**EXERCISE DESCRIPTION:**
Quote all of the data exactly as given. Skip every picture it contains.

**DATA RECORDS:**

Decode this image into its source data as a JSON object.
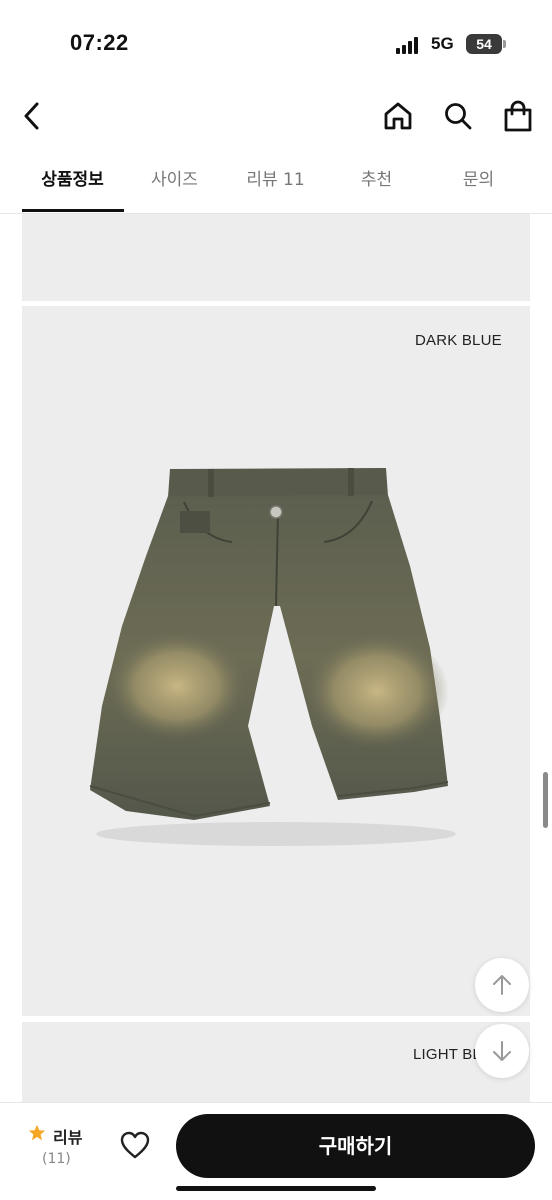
{
  "status_bar": {
    "time": "07:22",
    "network": "5G",
    "battery": "54"
  },
  "header": {
    "back_icon": "chevron-left-icon",
    "home_icon": "home-icon",
    "search_icon": "search-icon",
    "bag_icon": "shopping-bag-icon"
  },
  "tabs": [
    {
      "label": "상품정보",
      "active": true
    },
    {
      "label": "사이즈",
      "active": false
    },
    {
      "label": "리뷰 11",
      "active": false
    },
    {
      "label": "추천",
      "active": false
    },
    {
      "label": "문의",
      "active": false
    }
  ],
  "content": {
    "dark_blue_label": "DARK BLUE",
    "light_blue_label": "LIGHT BLUE",
    "product_image": "denim-shorts-image"
  },
  "float_buttons": {
    "up_icon": "arrow-up-icon",
    "down_icon": "arrow-down-icon"
  },
  "bottom_bar": {
    "review_label": "리뷰",
    "review_count": "(11)",
    "star_color": "#f5a623",
    "buy_label": "구매하기"
  }
}
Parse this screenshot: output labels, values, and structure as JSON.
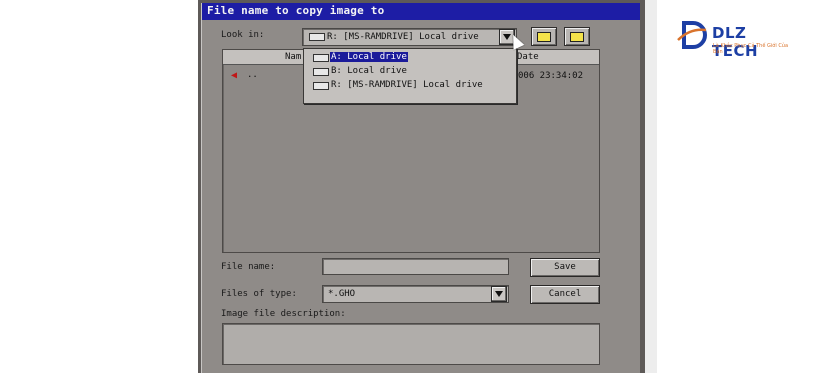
{
  "dialog": {
    "title": "File name to copy image to",
    "look_in_label": "Look in:",
    "look_in_value": "R: [MS-RAMDRIVE] Local drive",
    "dropdown_items": [
      {
        "label": "A: Local drive",
        "selected": true
      },
      {
        "label": "B: Local drive",
        "selected": false
      },
      {
        "label": "R: [MS-RAMDRIVE] Local drive",
        "selected": false
      }
    ],
    "list": {
      "name_header": "Nam",
      "date_header": "Date",
      "row_name": "..",
      "row_date": "006 23:34:02"
    },
    "file_name_label": "File name:",
    "file_name_value": "",
    "files_of_type_label": "Files of type:",
    "files_of_type_value": "*.GHO",
    "image_desc_label": "Image file description:",
    "save_label": "Save",
    "cancel_label": "Cancel"
  },
  "logo": {
    "text": "DLZ TECH",
    "tagline": "Là Khắc Phục Cả Thế Giới Của Bạn"
  },
  "colors": {
    "title_bar": "#1d1da5",
    "dialog_bg": "#8f8b88",
    "selection": "#1b1b9a",
    "logo_blue": "#1d3fa4",
    "logo_orange": "#d9732c"
  }
}
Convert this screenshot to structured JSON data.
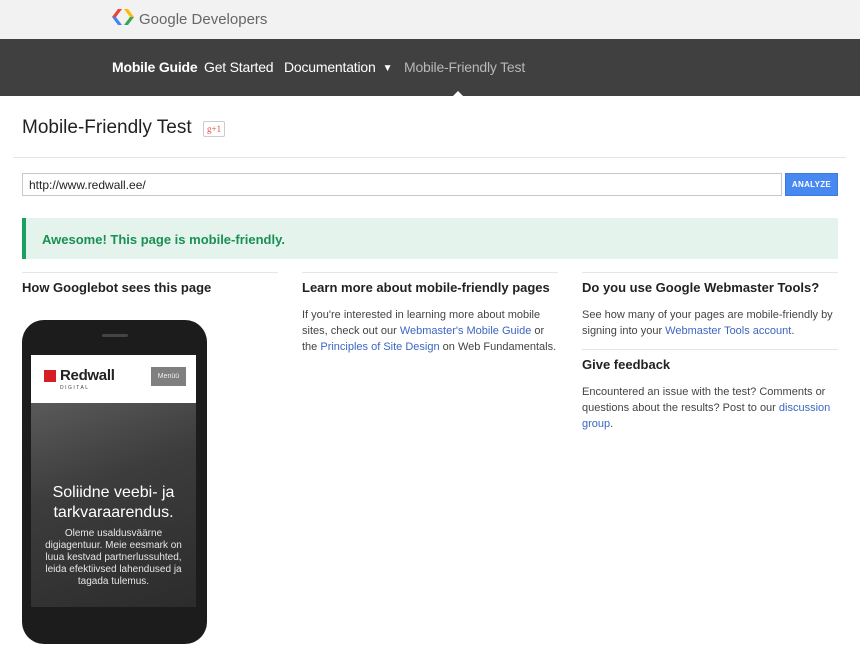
{
  "header": {
    "brand": "Google Developers"
  },
  "nav": {
    "items": [
      {
        "label": "Mobile Guide"
      },
      {
        "label": "Get Started"
      },
      {
        "label": "Documentation"
      },
      {
        "label": "Mobile-Friendly Test"
      }
    ]
  },
  "page": {
    "title": "Mobile-Friendly Test",
    "gplus_label": "g+1"
  },
  "form": {
    "url_value": "http://www.redwall.ee/",
    "analyze_label": "ANALYZE"
  },
  "result": {
    "message": "Awesome! This page is mobile-friendly."
  },
  "columns": {
    "googlebot": {
      "title": "How Googlebot sees this page"
    },
    "learn": {
      "title": "Learn more about mobile-friendly pages",
      "text1": "If you're interested in learning more about mobile sites, check out our ",
      "link1": "Webmaster's Mobile Guide",
      "text2": " or the ",
      "link2": "Principles of Site Design",
      "text3": " on Web Fundamentals."
    },
    "webmaster": {
      "title": "Do you use Google Webmaster Tools?",
      "text1": "See how many of your pages are mobile-friendly by signing into your ",
      "link1": "Webmaster Tools account",
      "text2": "."
    },
    "feedback": {
      "title": "Give feedback",
      "text1": "Encountered an issue with the test? Comments or questions about the results? Post to our ",
      "link1": "discussion group",
      "text2": "."
    }
  },
  "preview": {
    "logo_name": "Redwall",
    "logo_sub": "DIGITAL",
    "menu_label": "Menüü",
    "hero_title": "Soliidne veebi- ja tarkvaraarendus.",
    "hero_text": "Oleme usaldusväärne digiagentuur. Meie eesmark on luua kestvad partnerlussuhted, leida efektiivsed lahendused ja tagada tulemus."
  },
  "colors": {
    "nav_bg": "#404040",
    "analyze_bg": "#4889f1",
    "success_bg": "#e4f4ec",
    "success_text": "#1a8f55",
    "link": "#3b66c2",
    "redwall_red": "#d41f26"
  }
}
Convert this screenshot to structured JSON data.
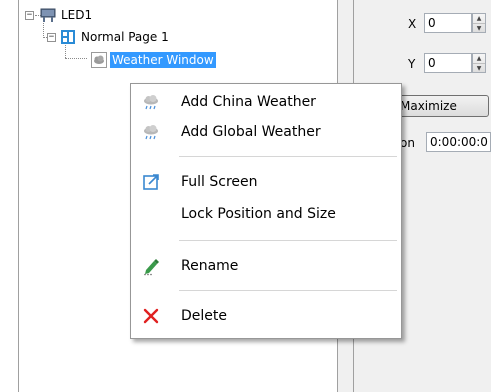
{
  "tree": {
    "nodes": [
      {
        "label": "LED1",
        "icon": "monitor-icon",
        "expander": "−"
      },
      {
        "label": "Normal Page 1",
        "icon": "page-layout-icon",
        "expander": "−"
      },
      {
        "label": "Weather Window",
        "icon": "weather-cloud-icon",
        "selected": true
      }
    ]
  },
  "properties": {
    "x_label": "X",
    "x_value": "0",
    "y_label": "Y",
    "y_value": "0",
    "maximize_label": "Maximize",
    "duration_label_fragment": "on",
    "duration_value": "0:00:00:0"
  },
  "context_menu": {
    "items": [
      {
        "label": "Add China Weather",
        "icon": "cloud-rain-icon"
      },
      {
        "label": "Add Global Weather",
        "icon": "cloud-rain-icon"
      },
      {
        "label": "Full Screen",
        "icon": "fullscreen-icon"
      },
      {
        "label": "Lock Position and Size",
        "icon": ""
      },
      {
        "label": "Rename",
        "icon": "pencil-icon"
      },
      {
        "label": "Delete",
        "icon": "close-x-icon"
      }
    ]
  },
  "colors": {
    "selection": "#3399ff",
    "delete_red": "#e02020",
    "panel_bg": "#f0f0f0"
  }
}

**COMPLETE ANSWER:**
Decode this image into its source data as a JSON object.
{
  "status_bar": {
    "time": "07:22",
    "network": "5G",
    "battery": "54"
  },
  "header": {
    "back_icon": "chevron-left-icon",
    "home_icon": "home-icon",
    "search_icon": "search-icon",
    "bag_icon": "shopping-bag-icon"
  },
  "tabs": [
    {
      "label": "상품정보",
      "active": true
    },
    {
      "label": "사이즈",
      "active": false
    },
    {
      "label": "리뷰 11",
      "active": false
    },
    {
      "label": "추천",
      "active": false
    },
    {
      "label": "문의",
      "active": false
    }
  ],
  "content": {
    "dark_blue_label": "DARK BLUE",
    "light_blue_label": "LIGHT BLUE",
    "product_image": "denim-shorts-image"
  },
  "float_buttons": {
    "up_icon": "arrow-up-icon",
    "down_icon": "arrow-down-icon"
  },
  "bottom_bar": {
    "review_label": "리뷰",
    "review_count": "(11)",
    "star_color": "#f5a623",
    "buy_label": "구매하기"
  }
}
Parse this screenshot: output labels, values, and structure as JSON.
{
  "dialog": {
    "title": "File name to copy image to",
    "look_in_label": "Look in:",
    "look_in_value": "R: [MS-RAMDRIVE] Local drive",
    "dropdown_items": [
      {
        "label": "A: Local drive",
        "selected": true
      },
      {
        "label": "B: Local drive",
        "selected": false
      },
      {
        "label": "R: [MS-RAMDRIVE] Local drive",
        "selected": false
      }
    ],
    "list": {
      "name_header": "Nam",
      "date_header": "Date",
      "row_name": "..",
      "row_date": "006 23:34:02"
    },
    "file_name_label": "File name:",
    "file_name_value": "",
    "files_of_type_label": "Files of type:",
    "files_of_type_value": "*.GHO",
    "image_desc_label": "Image file description:",
    "save_label": "Save",
    "cancel_label": "Cancel"
  },
  "logo": {
    "text": "DLZ TECH",
    "tagline": "Là Khắc Phục Cả Thế Giới Của Bạn"
  },
  "colors": {
    "title_bar": "#1d1da5",
    "dialog_bg": "#8f8b88",
    "selection": "#1b1b9a",
    "logo_blue": "#1d3fa4",
    "logo_orange": "#d9732c"
  }
}
Convert this screenshot to structured JSON data.
{
  "header": {
    "brand": "Google Developers"
  },
  "nav": {
    "items": [
      {
        "label": "Mobile Guide"
      },
      {
        "label": "Get Started"
      },
      {
        "label": "Documentation"
      },
      {
        "label": "Mobile-Friendly Test"
      }
    ]
  },
  "page": {
    "title": "Mobile-Friendly Test",
    "gplus_label": "g+1"
  },
  "form": {
    "url_value": "http://www.redwall.ee/",
    "analyze_label": "ANALYZE"
  },
  "result": {
    "message": "Awesome! This page is mobile-friendly."
  },
  "columns": {
    "googlebot": {
      "title": "How Googlebot sees this page"
    },
    "learn": {
      "title": "Learn more about mobile-friendly pages",
      "text1": "If you're interested in learning more about mobile sites, check out our ",
      "link1": "Webmaster's Mobile Guide",
      "text2": " or the ",
      "link2": "Principles of Site Design",
      "text3": " on Web Fundamentals."
    },
    "webmaster": {
      "title": "Do you use Google Webmaster Tools?",
      "text1": "See how many of your pages are mobile-friendly by signing into your ",
      "link1": "Webmaster Tools account",
      "text2": "."
    },
    "feedback": {
      "title": "Give feedback",
      "text1": "Encountered an issue with the test? Comments or questions about the results? Post to our ",
      "link1": "discussion group",
      "text2": "."
    }
  },
  "preview": {
    "logo_name": "Redwall",
    "logo_sub": "DIGITAL",
    "menu_label": "Menüü",
    "hero_title": "Soliidne veebi- ja tarkvaraarendus.",
    "hero_text": "Oleme usaldusväärne digiagentuur. Meie eesmark on luua kestvad partnerlussuhted, leida efektiivsed lahendused ja tagada tulemus."
  },
  "colors": {
    "nav_bg": "#404040",
    "analyze_bg": "#4889f1",
    "success_bg": "#e4f4ec",
    "success_text": "#1a8f55",
    "link": "#3b66c2",
    "redwall_red": "#d41f26"
  }
}
Convert this screenshot to structured JSON data.
{
  "tree": {
    "nodes": [
      {
        "label": "LED1",
        "icon": "monitor-icon",
        "expander": "−"
      },
      {
        "label": "Normal Page 1",
        "icon": "page-layout-icon",
        "expander": "−"
      },
      {
        "label": "Weather Window",
        "icon": "weather-cloud-icon",
        "selected": true
      }
    ]
  },
  "properties": {
    "x_label": "X",
    "x_value": "0",
    "y_label": "Y",
    "y_value": "0",
    "maximize_label": "Maximize",
    "duration_label_fragment": "on",
    "duration_value": "0:00:00:0"
  },
  "context_menu": {
    "items": [
      {
        "label": "Add China Weather",
        "icon": "cloud-rain-icon"
      },
      {
        "label": "Add Global Weather",
        "icon": "cloud-rain-icon"
      },
      {
        "label": "Full Screen",
        "icon": "fullscreen-icon"
      },
      {
        "label": "Lock Position and Size",
        "icon": ""
      },
      {
        "label": "Rename",
        "icon": "pencil-icon"
      },
      {
        "label": "Delete",
        "icon": "close-x-icon"
      }
    ]
  },
  "colors": {
    "selection": "#3399ff",
    "delete_red": "#e02020",
    "panel_bg": "#f0f0f0"
  }
}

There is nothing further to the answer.